# Instructions to follow:
Look through the material below for "this". Copy every line that contains it.

# Given entries:
+++++

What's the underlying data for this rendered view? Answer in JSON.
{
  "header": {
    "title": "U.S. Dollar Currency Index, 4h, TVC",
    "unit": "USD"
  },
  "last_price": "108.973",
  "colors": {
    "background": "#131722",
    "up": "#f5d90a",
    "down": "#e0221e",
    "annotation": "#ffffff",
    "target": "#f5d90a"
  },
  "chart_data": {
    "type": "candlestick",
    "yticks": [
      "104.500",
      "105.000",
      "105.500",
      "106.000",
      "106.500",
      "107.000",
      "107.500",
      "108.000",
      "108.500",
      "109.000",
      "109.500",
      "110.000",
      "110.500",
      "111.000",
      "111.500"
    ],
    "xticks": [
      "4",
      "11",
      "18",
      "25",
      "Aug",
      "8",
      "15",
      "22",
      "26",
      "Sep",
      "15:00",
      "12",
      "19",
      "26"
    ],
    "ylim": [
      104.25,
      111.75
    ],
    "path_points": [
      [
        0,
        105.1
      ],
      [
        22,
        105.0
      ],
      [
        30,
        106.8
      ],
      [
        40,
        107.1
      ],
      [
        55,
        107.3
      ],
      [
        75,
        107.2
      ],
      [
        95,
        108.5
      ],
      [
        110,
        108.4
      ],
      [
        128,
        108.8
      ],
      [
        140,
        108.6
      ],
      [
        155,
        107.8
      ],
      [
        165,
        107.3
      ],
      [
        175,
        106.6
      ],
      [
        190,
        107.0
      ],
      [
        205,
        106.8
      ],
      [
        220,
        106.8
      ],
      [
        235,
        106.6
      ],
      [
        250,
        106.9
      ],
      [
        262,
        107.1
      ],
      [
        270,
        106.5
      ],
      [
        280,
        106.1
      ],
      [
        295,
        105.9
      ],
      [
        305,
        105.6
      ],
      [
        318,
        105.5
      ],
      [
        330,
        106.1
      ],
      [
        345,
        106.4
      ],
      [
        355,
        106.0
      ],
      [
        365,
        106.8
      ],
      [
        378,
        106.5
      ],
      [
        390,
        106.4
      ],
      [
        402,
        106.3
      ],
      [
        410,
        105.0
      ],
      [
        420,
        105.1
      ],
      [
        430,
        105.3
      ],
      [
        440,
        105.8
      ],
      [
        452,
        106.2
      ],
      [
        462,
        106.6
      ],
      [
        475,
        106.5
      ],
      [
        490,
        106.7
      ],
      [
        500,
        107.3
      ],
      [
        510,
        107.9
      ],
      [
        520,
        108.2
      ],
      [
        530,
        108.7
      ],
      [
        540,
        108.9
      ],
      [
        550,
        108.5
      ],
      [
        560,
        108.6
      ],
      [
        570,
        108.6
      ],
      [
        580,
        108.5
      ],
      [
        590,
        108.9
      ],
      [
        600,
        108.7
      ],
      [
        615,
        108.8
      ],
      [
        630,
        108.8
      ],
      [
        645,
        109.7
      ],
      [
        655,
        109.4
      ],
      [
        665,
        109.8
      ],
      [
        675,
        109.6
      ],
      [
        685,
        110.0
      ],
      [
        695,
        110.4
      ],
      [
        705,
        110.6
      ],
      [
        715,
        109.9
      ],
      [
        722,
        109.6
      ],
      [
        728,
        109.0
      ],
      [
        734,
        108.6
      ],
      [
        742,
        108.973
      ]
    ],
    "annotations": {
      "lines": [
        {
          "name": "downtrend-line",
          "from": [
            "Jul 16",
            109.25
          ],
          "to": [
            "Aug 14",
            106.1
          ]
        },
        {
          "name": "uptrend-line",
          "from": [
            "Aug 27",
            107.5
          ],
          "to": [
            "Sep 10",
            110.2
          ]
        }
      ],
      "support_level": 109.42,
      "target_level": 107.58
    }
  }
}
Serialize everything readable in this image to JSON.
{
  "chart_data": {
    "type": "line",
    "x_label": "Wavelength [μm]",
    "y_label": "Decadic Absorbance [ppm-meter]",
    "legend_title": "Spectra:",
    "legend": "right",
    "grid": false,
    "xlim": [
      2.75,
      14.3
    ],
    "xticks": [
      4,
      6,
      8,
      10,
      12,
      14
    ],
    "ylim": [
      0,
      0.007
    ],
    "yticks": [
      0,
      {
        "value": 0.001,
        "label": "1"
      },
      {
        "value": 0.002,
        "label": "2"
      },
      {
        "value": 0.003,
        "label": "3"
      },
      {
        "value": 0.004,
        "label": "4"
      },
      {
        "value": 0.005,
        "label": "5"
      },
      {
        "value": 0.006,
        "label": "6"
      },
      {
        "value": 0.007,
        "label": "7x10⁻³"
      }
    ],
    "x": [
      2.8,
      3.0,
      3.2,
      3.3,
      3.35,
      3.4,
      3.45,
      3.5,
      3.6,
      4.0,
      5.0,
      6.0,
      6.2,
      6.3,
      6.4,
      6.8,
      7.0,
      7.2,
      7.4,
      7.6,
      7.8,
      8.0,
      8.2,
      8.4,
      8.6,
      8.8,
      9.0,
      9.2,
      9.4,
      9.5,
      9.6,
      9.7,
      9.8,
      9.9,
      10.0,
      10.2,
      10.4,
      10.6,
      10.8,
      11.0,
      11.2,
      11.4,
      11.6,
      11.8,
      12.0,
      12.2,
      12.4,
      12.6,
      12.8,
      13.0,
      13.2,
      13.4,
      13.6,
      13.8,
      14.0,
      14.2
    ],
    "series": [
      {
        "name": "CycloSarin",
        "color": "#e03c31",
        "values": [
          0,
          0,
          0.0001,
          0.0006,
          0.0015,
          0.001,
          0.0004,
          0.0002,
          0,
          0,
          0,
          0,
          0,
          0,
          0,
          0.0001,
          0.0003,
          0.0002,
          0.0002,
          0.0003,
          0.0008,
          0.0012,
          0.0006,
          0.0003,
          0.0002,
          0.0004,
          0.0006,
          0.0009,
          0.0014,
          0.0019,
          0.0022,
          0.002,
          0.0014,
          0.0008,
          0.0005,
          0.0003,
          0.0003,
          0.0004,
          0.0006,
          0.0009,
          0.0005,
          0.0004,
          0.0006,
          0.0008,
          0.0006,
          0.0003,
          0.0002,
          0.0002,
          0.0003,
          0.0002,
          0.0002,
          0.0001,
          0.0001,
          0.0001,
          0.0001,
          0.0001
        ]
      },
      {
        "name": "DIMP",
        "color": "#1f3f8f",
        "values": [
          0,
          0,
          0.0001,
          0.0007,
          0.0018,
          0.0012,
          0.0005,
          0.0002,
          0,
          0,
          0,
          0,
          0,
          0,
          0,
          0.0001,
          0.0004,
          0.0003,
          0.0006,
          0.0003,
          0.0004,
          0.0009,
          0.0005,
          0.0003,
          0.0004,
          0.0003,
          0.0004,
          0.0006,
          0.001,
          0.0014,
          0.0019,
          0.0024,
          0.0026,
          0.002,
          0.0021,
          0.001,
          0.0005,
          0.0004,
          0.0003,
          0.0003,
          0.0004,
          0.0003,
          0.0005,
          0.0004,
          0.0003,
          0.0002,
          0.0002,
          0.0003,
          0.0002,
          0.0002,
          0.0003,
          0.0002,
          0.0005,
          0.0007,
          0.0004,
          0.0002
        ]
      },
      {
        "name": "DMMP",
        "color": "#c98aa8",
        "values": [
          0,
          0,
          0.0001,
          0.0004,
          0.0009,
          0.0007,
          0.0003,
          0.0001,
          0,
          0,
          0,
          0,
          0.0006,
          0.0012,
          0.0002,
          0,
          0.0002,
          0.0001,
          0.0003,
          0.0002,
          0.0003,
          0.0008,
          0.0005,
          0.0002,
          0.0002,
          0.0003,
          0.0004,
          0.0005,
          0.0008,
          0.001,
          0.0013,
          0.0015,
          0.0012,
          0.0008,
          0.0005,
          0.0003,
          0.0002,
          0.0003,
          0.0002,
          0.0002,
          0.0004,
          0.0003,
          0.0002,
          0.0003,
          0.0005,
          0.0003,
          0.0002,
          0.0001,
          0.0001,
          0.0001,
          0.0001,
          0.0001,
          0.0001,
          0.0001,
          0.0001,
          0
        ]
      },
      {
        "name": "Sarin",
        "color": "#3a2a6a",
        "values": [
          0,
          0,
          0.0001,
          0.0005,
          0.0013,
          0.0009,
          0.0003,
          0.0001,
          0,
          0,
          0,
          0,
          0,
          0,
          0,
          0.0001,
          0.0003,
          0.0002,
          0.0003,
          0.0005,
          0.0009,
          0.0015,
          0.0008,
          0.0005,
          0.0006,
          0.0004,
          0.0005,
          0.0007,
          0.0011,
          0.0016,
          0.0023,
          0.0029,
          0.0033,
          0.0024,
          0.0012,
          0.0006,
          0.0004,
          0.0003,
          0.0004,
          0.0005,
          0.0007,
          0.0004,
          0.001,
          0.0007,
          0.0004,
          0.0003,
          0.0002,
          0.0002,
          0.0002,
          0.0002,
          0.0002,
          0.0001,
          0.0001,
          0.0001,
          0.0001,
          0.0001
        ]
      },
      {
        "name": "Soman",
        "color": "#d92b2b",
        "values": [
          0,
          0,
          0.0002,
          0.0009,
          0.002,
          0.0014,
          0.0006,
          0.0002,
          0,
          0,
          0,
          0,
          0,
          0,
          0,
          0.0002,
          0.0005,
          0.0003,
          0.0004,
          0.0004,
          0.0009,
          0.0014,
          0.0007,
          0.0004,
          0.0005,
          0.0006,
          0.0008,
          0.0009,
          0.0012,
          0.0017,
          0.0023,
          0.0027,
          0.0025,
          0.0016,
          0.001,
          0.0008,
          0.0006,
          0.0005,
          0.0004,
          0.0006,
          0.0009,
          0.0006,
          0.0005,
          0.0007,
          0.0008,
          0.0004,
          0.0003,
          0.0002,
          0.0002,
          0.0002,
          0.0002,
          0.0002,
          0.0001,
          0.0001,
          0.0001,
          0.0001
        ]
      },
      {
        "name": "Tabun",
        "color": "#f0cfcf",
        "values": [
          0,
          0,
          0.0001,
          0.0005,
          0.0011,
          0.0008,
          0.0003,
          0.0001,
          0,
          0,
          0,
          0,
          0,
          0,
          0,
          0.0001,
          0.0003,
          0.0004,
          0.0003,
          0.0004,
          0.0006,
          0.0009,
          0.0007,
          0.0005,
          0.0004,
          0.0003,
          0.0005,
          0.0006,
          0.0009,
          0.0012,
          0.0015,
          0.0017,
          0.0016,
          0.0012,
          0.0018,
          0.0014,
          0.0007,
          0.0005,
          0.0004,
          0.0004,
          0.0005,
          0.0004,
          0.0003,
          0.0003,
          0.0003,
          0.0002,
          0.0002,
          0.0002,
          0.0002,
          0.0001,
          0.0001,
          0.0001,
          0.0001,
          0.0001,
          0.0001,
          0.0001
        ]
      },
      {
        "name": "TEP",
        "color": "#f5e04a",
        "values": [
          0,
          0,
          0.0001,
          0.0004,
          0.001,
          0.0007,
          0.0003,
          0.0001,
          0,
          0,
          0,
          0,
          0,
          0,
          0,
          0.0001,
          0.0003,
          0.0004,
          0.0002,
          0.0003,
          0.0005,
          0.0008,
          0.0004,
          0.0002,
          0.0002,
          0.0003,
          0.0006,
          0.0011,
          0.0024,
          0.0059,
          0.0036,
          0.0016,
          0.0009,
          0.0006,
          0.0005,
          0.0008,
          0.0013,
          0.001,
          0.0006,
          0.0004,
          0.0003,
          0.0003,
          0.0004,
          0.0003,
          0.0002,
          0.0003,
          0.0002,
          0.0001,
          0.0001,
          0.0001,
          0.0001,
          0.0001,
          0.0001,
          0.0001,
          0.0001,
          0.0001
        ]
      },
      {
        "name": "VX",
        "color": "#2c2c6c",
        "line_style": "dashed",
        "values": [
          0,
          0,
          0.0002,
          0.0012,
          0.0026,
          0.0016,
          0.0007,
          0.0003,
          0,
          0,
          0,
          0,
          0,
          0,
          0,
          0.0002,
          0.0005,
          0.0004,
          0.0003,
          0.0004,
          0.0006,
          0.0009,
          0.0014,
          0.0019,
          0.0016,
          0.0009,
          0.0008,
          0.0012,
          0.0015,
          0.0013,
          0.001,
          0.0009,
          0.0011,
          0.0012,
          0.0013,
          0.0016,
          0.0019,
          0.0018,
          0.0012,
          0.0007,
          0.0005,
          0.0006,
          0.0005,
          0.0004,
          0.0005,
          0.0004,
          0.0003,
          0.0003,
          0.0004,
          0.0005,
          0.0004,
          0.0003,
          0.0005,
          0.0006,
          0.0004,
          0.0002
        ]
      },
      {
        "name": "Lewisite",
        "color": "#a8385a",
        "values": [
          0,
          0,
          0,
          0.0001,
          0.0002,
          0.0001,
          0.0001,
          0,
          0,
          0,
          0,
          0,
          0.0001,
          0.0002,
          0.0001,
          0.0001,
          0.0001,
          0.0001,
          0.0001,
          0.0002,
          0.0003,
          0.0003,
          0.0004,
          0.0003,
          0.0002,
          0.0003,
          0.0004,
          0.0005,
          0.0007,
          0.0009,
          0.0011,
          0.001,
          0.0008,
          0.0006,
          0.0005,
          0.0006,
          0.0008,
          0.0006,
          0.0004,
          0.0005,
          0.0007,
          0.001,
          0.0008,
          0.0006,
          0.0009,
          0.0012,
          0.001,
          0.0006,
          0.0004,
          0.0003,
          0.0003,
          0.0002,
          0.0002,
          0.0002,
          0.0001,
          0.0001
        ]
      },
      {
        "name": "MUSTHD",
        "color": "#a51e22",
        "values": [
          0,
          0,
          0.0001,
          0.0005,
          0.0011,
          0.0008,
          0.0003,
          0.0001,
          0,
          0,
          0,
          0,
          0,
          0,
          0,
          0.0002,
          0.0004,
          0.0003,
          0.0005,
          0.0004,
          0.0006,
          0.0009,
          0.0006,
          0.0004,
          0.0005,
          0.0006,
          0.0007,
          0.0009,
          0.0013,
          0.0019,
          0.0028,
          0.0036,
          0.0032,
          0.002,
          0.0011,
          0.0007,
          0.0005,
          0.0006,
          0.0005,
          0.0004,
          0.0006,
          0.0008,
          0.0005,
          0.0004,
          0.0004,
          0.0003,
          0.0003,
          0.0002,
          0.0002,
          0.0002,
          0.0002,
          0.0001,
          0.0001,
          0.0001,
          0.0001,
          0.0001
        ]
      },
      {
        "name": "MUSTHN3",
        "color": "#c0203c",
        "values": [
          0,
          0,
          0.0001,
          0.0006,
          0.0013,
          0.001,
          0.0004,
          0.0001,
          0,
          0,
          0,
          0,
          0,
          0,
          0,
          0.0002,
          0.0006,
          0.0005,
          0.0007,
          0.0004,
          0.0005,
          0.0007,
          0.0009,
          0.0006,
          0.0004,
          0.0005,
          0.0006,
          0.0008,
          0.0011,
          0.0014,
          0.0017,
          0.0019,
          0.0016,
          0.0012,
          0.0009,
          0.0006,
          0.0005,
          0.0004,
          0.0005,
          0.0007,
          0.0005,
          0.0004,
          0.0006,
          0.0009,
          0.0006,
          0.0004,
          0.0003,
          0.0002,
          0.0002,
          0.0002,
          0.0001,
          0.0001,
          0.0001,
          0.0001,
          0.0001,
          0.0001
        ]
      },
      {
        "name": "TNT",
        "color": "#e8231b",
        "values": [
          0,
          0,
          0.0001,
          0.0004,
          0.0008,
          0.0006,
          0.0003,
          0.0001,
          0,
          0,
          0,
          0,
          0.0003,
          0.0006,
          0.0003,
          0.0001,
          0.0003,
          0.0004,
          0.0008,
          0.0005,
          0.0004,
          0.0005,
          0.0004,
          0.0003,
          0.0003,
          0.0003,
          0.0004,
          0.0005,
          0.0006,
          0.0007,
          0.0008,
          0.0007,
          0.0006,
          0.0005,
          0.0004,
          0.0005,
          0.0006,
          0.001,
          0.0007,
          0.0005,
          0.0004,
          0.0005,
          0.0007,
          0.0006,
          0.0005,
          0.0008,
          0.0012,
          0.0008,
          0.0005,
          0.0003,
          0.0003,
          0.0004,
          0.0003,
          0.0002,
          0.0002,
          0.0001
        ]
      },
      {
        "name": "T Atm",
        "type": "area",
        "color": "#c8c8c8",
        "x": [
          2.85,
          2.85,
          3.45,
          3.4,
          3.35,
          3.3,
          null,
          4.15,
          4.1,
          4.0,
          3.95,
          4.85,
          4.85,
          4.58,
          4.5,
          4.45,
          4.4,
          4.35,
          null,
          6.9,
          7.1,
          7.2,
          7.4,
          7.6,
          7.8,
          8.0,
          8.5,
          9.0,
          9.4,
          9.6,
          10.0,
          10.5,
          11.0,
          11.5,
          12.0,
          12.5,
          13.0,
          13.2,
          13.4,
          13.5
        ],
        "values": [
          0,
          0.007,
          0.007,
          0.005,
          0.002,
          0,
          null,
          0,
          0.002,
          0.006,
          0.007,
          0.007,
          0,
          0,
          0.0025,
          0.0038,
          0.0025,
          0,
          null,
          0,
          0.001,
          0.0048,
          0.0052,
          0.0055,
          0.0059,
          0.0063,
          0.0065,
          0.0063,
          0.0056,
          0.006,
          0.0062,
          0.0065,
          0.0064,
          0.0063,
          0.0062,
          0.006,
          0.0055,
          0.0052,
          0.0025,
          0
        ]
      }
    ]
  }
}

+++++

# Written answer:
What's the underlying data for this rendered view? Answer in JSON.
Serialize everything readable in this image to JSON.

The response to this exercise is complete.